— Start EXERCISE MATERIAL —

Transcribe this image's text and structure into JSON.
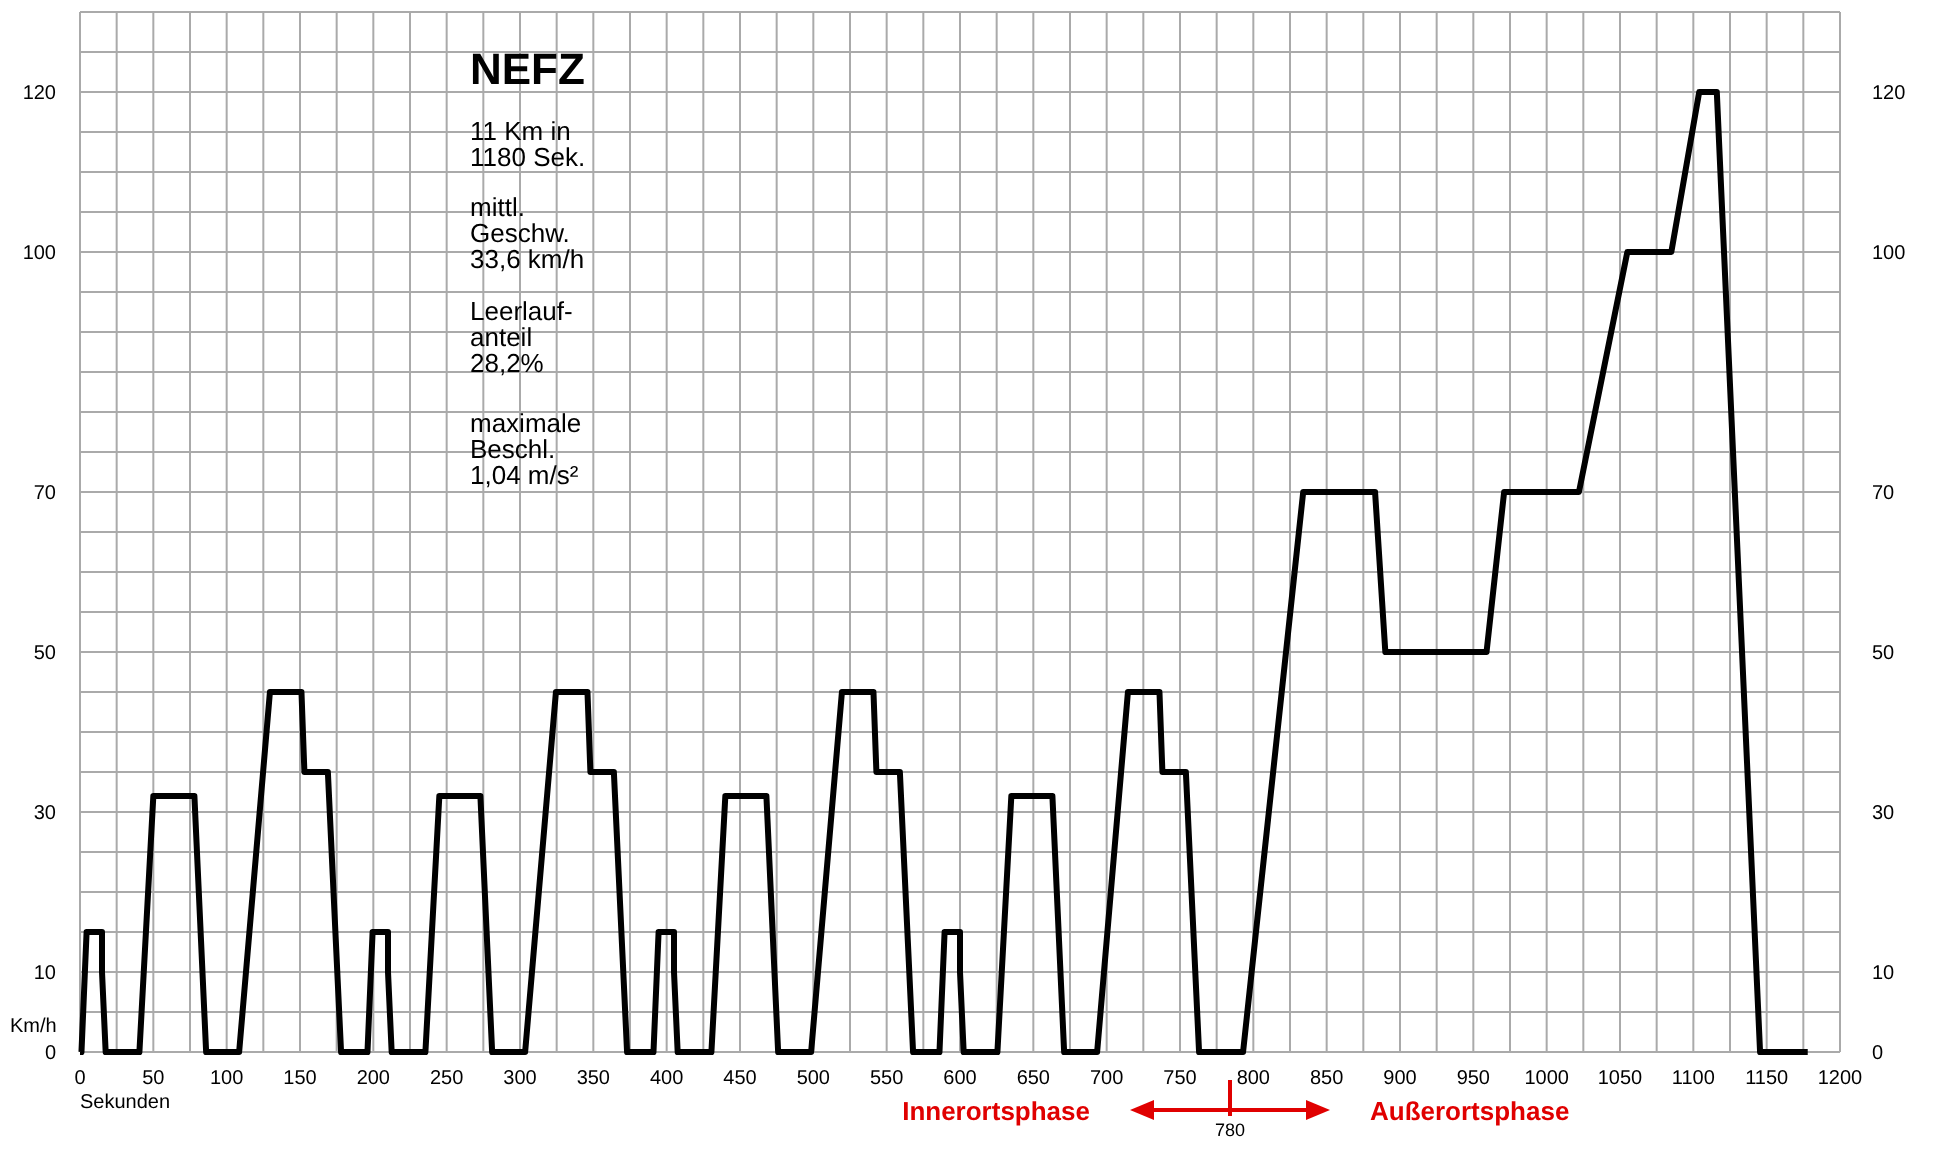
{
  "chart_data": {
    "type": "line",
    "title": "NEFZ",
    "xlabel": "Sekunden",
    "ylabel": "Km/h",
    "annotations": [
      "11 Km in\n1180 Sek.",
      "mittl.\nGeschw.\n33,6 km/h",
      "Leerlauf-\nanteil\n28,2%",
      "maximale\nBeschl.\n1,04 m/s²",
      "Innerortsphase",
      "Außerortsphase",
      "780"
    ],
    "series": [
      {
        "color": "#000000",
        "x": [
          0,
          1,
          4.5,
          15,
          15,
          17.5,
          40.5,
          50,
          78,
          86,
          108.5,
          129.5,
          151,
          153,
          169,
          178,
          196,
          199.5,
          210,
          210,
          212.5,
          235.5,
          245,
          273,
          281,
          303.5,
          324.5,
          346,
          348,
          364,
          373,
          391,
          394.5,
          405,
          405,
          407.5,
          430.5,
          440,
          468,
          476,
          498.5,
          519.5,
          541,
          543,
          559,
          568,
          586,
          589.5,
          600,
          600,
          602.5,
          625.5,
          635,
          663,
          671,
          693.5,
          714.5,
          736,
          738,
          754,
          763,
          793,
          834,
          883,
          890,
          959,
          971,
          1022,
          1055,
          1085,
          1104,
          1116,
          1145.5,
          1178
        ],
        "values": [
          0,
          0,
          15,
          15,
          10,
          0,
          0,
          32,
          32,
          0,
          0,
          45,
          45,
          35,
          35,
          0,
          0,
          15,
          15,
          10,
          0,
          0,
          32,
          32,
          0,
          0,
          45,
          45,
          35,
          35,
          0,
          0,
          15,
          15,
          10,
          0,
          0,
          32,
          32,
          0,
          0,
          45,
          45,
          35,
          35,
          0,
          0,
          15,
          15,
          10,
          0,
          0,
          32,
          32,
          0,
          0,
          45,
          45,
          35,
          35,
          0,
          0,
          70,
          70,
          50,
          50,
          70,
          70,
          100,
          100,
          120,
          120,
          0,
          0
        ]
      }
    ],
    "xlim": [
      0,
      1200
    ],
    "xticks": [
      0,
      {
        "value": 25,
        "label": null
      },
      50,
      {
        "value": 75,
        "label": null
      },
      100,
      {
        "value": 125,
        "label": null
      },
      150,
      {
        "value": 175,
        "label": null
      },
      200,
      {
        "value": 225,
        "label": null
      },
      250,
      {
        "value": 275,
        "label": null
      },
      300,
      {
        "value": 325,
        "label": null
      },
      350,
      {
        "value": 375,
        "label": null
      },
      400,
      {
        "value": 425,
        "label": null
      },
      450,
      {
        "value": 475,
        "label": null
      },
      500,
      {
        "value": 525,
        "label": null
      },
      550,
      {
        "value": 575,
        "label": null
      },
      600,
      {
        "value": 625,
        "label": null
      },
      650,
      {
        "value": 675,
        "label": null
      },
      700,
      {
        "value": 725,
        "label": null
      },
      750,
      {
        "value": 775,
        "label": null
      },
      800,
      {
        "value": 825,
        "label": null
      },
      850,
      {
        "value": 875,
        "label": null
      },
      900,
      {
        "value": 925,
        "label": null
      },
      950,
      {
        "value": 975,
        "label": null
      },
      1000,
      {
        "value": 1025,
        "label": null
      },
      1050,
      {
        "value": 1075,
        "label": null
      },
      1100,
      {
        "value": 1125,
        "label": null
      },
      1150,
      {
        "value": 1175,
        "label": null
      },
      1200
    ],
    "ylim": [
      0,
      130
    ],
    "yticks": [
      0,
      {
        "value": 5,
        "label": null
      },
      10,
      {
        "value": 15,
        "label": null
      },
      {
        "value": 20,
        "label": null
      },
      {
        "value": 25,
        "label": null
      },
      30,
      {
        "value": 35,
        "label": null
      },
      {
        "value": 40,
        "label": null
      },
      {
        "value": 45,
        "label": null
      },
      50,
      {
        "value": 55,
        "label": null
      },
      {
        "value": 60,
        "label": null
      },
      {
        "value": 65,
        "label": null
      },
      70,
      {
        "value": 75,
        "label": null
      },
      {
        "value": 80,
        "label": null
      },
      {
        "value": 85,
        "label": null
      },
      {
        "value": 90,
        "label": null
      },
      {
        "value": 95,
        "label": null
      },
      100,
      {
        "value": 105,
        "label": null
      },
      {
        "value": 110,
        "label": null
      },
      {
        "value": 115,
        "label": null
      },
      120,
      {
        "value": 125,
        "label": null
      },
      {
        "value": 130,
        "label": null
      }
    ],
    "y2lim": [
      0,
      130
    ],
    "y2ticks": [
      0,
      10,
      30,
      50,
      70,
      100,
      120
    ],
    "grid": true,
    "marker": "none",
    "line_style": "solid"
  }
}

— End EXERCISE MATERIAL —

■ **TASK**
Without the pictures, restate all of the entries above verbatim.

■ **REPLY TO THE EXERCISE**
Transcribe this image's text and structure into JSON.
{
  "chart_data": {
    "type": "line",
    "title": "NEFZ",
    "xlabel": "Sekunden",
    "ylabel": "Km/h",
    "annotations": [
      "11 Km in\n1180 Sek.",
      "mittl.\nGeschw.\n33,6 km/h",
      "Leerlauf-\nanteil\n28,2%",
      "maximale\nBeschl.\n1,04 m/s²",
      "Innerortsphase",
      "Außerortsphase",
      "780"
    ],
    "series": [
      {
        "color": "#000000",
        "x": [
          0,
          1,
          4.5,
          15,
          15,
          17.5,
          40.5,
          50,
          78,
          86,
          108.5,
          129.5,
          151,
          153,
          169,
          178,
          196,
          199.5,
          210,
          210,
          212.5,
          235.5,
          245,
          273,
          281,
          303.5,
          324.5,
          346,
          348,
          364,
          373,
          391,
          394.5,
          405,
          405,
          407.5,
          430.5,
          440,
          468,
          476,
          498.5,
          519.5,
          541,
          543,
          559,
          568,
          586,
          589.5,
          600,
          600,
          602.5,
          625.5,
          635,
          663,
          671,
          693.5,
          714.5,
          736,
          738,
          754,
          763,
          793,
          834,
          883,
          890,
          959,
          971,
          1022,
          1055,
          1085,
          1104,
          1116,
          1145.5,
          1178
        ],
        "values": [
          0,
          0,
          15,
          15,
          10,
          0,
          0,
          32,
          32,
          0,
          0,
          45,
          45,
          35,
          35,
          0,
          0,
          15,
          15,
          10,
          0,
          0,
          32,
          32,
          0,
          0,
          45,
          45,
          35,
          35,
          0,
          0,
          15,
          15,
          10,
          0,
          0,
          32,
          32,
          0,
          0,
          45,
          45,
          35,
          35,
          0,
          0,
          15,
          15,
          10,
          0,
          0,
          32,
          32,
          0,
          0,
          45,
          45,
          35,
          35,
          0,
          0,
          70,
          70,
          50,
          50,
          70,
          70,
          100,
          100,
          120,
          120,
          0,
          0
        ]
      }
    ],
    "xlim": [
      0,
      1200
    ],
    "xticks": [
      0,
      {
        "value": 25,
        "label": null
      },
      50,
      {
        "value": 75,
        "label": null
      },
      100,
      {
        "value": 125,
        "label": null
      },
      150,
      {
        "value": 175,
        "label": null
      },
      200,
      {
        "value": 225,
        "label": null
      },
      250,
      {
        "value": 275,
        "label": null
      },
      300,
      {
        "value": 325,
        "label": null
      },
      350,
      {
        "value": 375,
        "label": null
      },
      400,
      {
        "value": 425,
        "label": null
      },
      450,
      {
        "value": 475,
        "label": null
      },
      500,
      {
        "value": 525,
        "label": null
      },
      550,
      {
        "value": 575,
        "label": null
      },
      600,
      {
        "value": 625,
        "label": null
      },
      650,
      {
        "value": 675,
        "label": null
      },
      700,
      {
        "value": 725,
        "label": null
      },
      750,
      {
        "value": 775,
        "label": null
      },
      800,
      {
        "value": 825,
        "label": null
      },
      850,
      {
        "value": 875,
        "label": null
      },
      900,
      {
        "value": 925,
        "label": null
      },
      950,
      {
        "value": 975,
        "label": null
      },
      1000,
      {
        "value": 1025,
        "label": null
      },
      1050,
      {
        "value": 1075,
        "label": null
      },
      1100,
      {
        "value": 1125,
        "label": null
      },
      1150,
      {
        "value": 1175,
        "label": null
      },
      1200
    ],
    "ylim": [
      0,
      130
    ],
    "yticks": [
      0,
      {
        "value": 5,
        "label": null
      },
      10,
      {
        "value": 15,
        "label": null
      },
      {
        "value": 20,
        "label": null
      },
      {
        "value": 25,
        "label": null
      },
      30,
      {
        "value": 35,
        "label": null
      },
      {
        "value": 40,
        "label": null
      },
      {
        "value": 45,
        "label": null
      },
      50,
      {
        "value": 55,
        "label": null
      },
      {
        "value": 60,
        "label": null
      },
      {
        "value": 65,
        "label": null
      },
      70,
      {
        "value": 75,
        "label": null
      },
      {
        "value": 80,
        "label": null
      },
      {
        "value": 85,
        "label": null
      },
      {
        "value": 90,
        "label": null
      },
      {
        "value": 95,
        "label": null
      },
      100,
      {
        "value": 105,
        "label": null
      },
      {
        "value": 110,
        "label": null
      },
      {
        "value": 115,
        "label": null
      },
      120,
      {
        "value": 125,
        "label": null
      },
      {
        "value": 130,
        "label": null
      }
    ],
    "y2lim": [
      0,
      130
    ],
    "y2ticks": [
      0,
      10,
      30,
      50,
      70,
      100,
      120
    ],
    "grid": true,
    "marker": "none",
    "line_style": "solid"
  }
}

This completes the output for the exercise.